Tally the lines of the data that include the word "QTcI" and state the total, nothing else.

(Collection entries)
.....
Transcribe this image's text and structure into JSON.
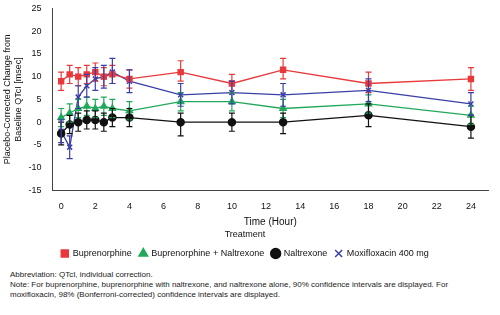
{
  "chart_data": {
    "type": "line",
    "x_label": "Time (Hour)",
    "y_label": "Placebo-Corrected Change from Baseline QTcI [msec]",
    "legend_title": "Treatment",
    "legend": "bottom",
    "grid": false,
    "x": [
      0,
      0.5,
      1,
      1.5,
      2,
      2.5,
      3,
      4,
      7,
      10,
      13,
      18,
      24
    ],
    "xlim": [
      -0.5,
      25
    ],
    "xticks": [
      0,
      2,
      4,
      6,
      8,
      10,
      12,
      14,
      16,
      18,
      20,
      22,
      24
    ],
    "ylim": [
      -15,
      25
    ],
    "yticks": [
      -15,
      -10,
      -5,
      0,
      5,
      10,
      15,
      20,
      25
    ],
    "series": [
      {
        "name": "Buprenorphine",
        "color": "#e8393b",
        "marker": "square",
        "line_style": "solid",
        "values": [
          9,
          10.5,
          10,
          10.5,
          11,
          10,
          10.5,
          9.5,
          11,
          8.5,
          11.5,
          8.5,
          9.5
        ],
        "lower": [
          7,
          8.5,
          8,
          8.5,
          9,
          8,
          8.5,
          7.5,
          9,
          6.5,
          9.5,
          6.5,
          7
        ],
        "upper": [
          11,
          12.5,
          12,
          12.5,
          13,
          12,
          12.5,
          11.5,
          13.5,
          10.5,
          14,
          11,
          12
        ]
      },
      {
        "name": "Buprenorphine + Naltrexone",
        "color": "#22a85a",
        "marker": "triangle",
        "line_style": "solid",
        "values": [
          1,
          2,
          3,
          3.5,
          3,
          3.5,
          3,
          2.5,
          4.5,
          4.5,
          3,
          4,
          1.5
        ],
        "lower": [
          -1,
          0,
          1,
          1.5,
          1,
          1.5,
          1,
          0.5,
          2.5,
          2.5,
          1,
          2,
          -0.5
        ],
        "upper": [
          3,
          4,
          5,
          5.5,
          5,
          5.5,
          5,
          4.5,
          6.5,
          6.5,
          5,
          6,
          3.5
        ]
      },
      {
        "name": "Naltrexone",
        "color": "#111111",
        "marker": "circle",
        "line_style": "solid",
        "values": [
          -2.5,
          -0.5,
          0,
          0.5,
          0.5,
          0,
          1,
          1,
          0,
          0,
          0,
          1.5,
          -1
        ],
        "lower": [
          -5,
          -2.5,
          -2,
          -1.5,
          -1.5,
          -2,
          -1,
          -1,
          -3,
          -2,
          -2.5,
          -1,
          -3.5
        ],
        "upper": [
          0,
          1.5,
          2,
          2.5,
          2.5,
          2,
          3,
          3,
          2,
          2,
          2,
          4,
          1.5
        ]
      },
      {
        "name": "Moxifloxacin 400 mg",
        "color": "#3a3fa8",
        "marker": "cross",
        "line_style": "solid",
        "values": [
          -2,
          -5.5,
          5.5,
          8,
          9.5,
          10,
          11,
          9,
          6,
          6.5,
          6,
          7,
          4
        ],
        "lower": [
          -4.5,
          -8,
          3,
          5.5,
          7,
          7.5,
          8.5,
          6.5,
          3.5,
          4,
          3.5,
          4.5,
          1.5
        ],
        "upper": [
          0.5,
          -3,
          8,
          10.5,
          12,
          12.5,
          14,
          11.5,
          8.5,
          9,
          8.5,
          9.5,
          6.5
        ]
      }
    ],
    "annotations": [
      "Abbreviation: QTcI, individual correction.",
      "Note: For buprenorphine, buprenorphine with naltrexone, and naltrexone alone, 90% confidence intervals are displayed. For moxifloxacin, 98% (Bonferroni-corrected) confidence intervals are displayed."
    ]
  }
}
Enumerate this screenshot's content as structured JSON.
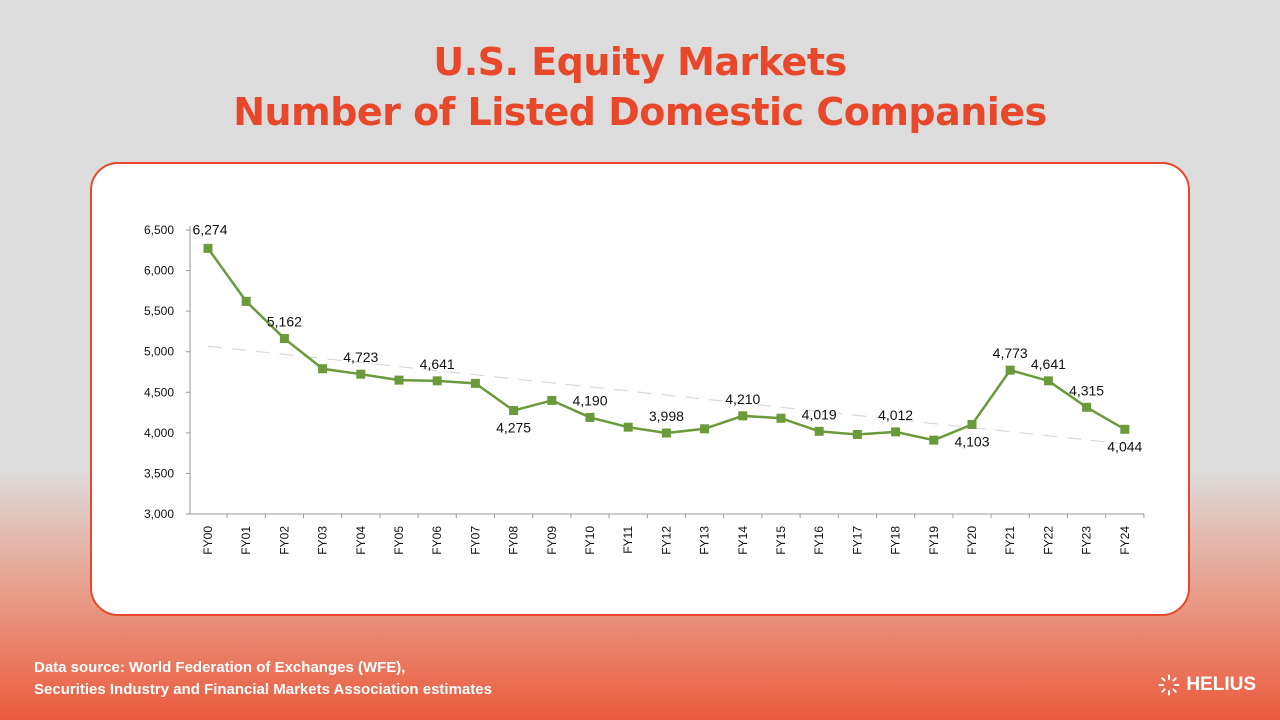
{
  "title_line1": "U.S. Equity Markets",
  "title_line2": "Number of Listed Domestic Companies",
  "source_line1": "Data source: World Federation of Exchanges (WFE),",
  "source_line2": "Securities Industry and Financial Markets Association estimates",
  "brand": "HELIUS",
  "colors": {
    "title": "#e8472a",
    "line": "#6a9a3a",
    "trend": "#d9d9d9"
  },
  "chart_data": {
    "type": "line",
    "categories": [
      "FY00",
      "FY01",
      "FY02",
      "FY03",
      "FY04",
      "FY05",
      "FY06",
      "FY07",
      "FY08",
      "FY09",
      "FY10",
      "FY11",
      "FY12",
      "FY13",
      "FY14",
      "FY15",
      "FY16",
      "FY17",
      "FY18",
      "FY19",
      "FY20",
      "FY21",
      "FY22",
      "FY23",
      "FY24"
    ],
    "series": [
      {
        "values": [
          6274,
          5620,
          5162,
          4790,
          4723,
          4650,
          4641,
          4610,
          4275,
          4400,
          4190,
          4070,
          3998,
          4050,
          4210,
          4180,
          4019,
          3980,
          4012,
          3910,
          4103,
          4773,
          4641,
          4315,
          4044
        ]
      }
    ],
    "data_labels": [
      {
        "index": 0,
        "text": "6,274"
      },
      {
        "index": 2,
        "text": "5,162"
      },
      {
        "index": 4,
        "text": "4,723"
      },
      {
        "index": 6,
        "text": "4,641"
      },
      {
        "index": 8,
        "text": "4,275"
      },
      {
        "index": 10,
        "text": "4,190"
      },
      {
        "index": 12,
        "text": "3,998"
      },
      {
        "index": 14,
        "text": "4,210"
      },
      {
        "index": 16,
        "text": "4,019"
      },
      {
        "index": 18,
        "text": "4,012"
      },
      {
        "index": 20,
        "text": "4,103"
      },
      {
        "index": 21,
        "text": "4,773"
      },
      {
        "index": 22,
        "text": "4,641"
      },
      {
        "index": 23,
        "text": "4,315"
      },
      {
        "index": 24,
        "text": "4,044"
      }
    ],
    "y_ticks": [
      "3,000",
      "3,500",
      "4,000",
      "4,500",
      "5,000",
      "5,500",
      "6,000",
      "6,500"
    ],
    "ylim": [
      3000,
      6500
    ],
    "trendline": true,
    "grid": false,
    "legend": "none"
  }
}
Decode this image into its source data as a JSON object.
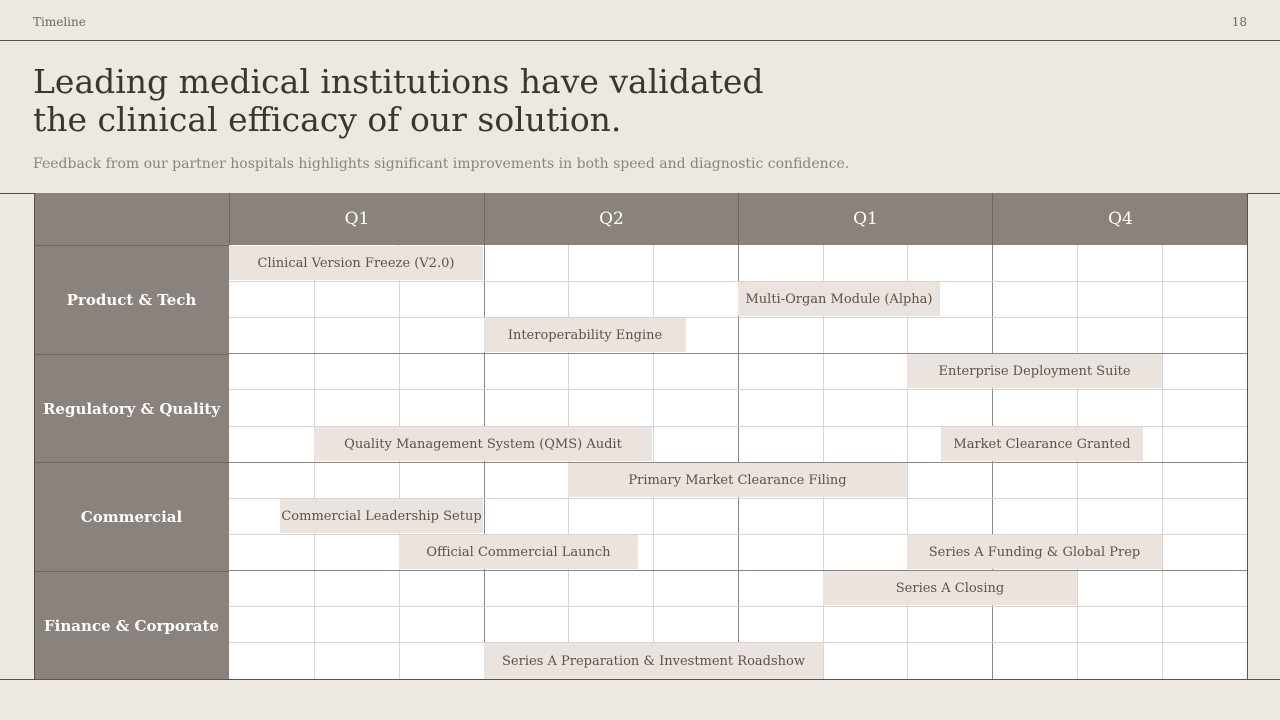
{
  "header": {
    "section": "Timeline",
    "page_number": "18"
  },
  "title": {
    "line1": "Leading medical institutions have validated",
    "line2": "the clinical efficacy of our solution."
  },
  "subtitle": "Feedback from our partner hospitals highlights significant improvements in both speed and diagnostic confidence.",
  "timeline": {
    "quarters": [
      "Q1",
      "Q2",
      "Q1",
      "Q4"
    ],
    "groups": [
      {
        "label": "Product & Tech"
      },
      {
        "label": "Regulatory & Quality"
      },
      {
        "label": "Commercial"
      },
      {
        "label": "Finance & Corporate"
      }
    ],
    "tasks": [
      {
        "label": "Clinical Version Freeze (V2.0)"
      },
      {
        "label": "Multi-Organ Module (Alpha)"
      },
      {
        "label": "Interoperability Engine"
      },
      {
        "label": "Enterprise Deployment Suite"
      },
      {
        "label": "Quality Management System (QMS) Audit"
      },
      {
        "label": "Market Clearance Granted"
      },
      {
        "label": "Primary Market Clearance Filing"
      },
      {
        "label": "Commercial Leadership Setup"
      },
      {
        "label": "Official Commercial Launch"
      },
      {
        "label": "Series A Funding & Global Prep"
      },
      {
        "label": "Series A Closing"
      },
      {
        "label": "Series A Preparation & Investment Roadshow"
      }
    ]
  },
  "colors": {
    "background": "#ede8e2",
    "header_fill": "#8a837d",
    "bar_fill": "#ebe3dd",
    "text_dark": "#3b3632"
  }
}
.....
> IN RESPONSE
2